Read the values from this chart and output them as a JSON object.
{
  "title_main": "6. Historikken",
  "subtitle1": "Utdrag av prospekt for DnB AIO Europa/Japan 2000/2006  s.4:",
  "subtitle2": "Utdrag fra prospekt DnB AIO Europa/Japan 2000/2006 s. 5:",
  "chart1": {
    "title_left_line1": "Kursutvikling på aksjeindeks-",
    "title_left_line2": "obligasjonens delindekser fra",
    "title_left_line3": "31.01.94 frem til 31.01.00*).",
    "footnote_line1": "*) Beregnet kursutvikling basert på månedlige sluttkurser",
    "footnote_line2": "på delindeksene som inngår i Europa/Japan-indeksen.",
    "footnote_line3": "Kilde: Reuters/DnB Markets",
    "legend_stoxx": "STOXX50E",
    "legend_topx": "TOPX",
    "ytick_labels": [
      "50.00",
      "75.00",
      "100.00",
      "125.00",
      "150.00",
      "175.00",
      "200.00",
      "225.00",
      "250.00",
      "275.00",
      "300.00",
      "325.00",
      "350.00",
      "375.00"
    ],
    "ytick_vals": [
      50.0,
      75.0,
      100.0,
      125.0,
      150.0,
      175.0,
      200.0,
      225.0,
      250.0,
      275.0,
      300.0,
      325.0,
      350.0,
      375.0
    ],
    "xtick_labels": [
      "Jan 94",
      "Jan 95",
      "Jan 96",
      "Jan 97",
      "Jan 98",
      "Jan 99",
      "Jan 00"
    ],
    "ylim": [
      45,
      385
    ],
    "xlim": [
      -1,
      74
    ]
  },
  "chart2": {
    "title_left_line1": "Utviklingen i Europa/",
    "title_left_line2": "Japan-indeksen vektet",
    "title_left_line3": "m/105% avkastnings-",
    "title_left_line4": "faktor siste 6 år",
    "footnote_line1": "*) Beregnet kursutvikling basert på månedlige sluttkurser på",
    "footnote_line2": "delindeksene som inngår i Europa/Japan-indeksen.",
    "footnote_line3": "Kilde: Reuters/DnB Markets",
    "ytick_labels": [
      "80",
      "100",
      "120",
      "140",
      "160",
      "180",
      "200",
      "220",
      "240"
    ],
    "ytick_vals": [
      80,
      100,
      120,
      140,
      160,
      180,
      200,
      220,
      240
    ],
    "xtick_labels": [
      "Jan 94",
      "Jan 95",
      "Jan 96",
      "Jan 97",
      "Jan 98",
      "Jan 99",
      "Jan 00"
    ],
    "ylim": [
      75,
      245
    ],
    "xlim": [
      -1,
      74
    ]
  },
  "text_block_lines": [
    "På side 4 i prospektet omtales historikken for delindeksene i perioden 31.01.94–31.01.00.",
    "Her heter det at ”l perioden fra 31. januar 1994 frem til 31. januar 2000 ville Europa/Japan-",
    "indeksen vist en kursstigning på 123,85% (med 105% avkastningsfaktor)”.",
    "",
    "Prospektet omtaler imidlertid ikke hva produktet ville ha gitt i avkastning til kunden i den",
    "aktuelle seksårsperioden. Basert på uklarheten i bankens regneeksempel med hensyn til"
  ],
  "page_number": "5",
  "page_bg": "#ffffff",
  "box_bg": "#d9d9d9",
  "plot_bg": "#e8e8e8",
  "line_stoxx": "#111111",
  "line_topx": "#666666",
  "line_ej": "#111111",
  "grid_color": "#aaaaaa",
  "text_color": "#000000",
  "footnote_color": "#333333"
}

TASK TO COMPLETE: Search the entries for the word "inngår", then list each line that holds it.

RESULT:
    "footnote_line2": "på delindeksene som inngår i Europa/Japan-indeksen.",
    "footnote_line2": "delindeksene som inngår i Europa/Japan-indeksen.",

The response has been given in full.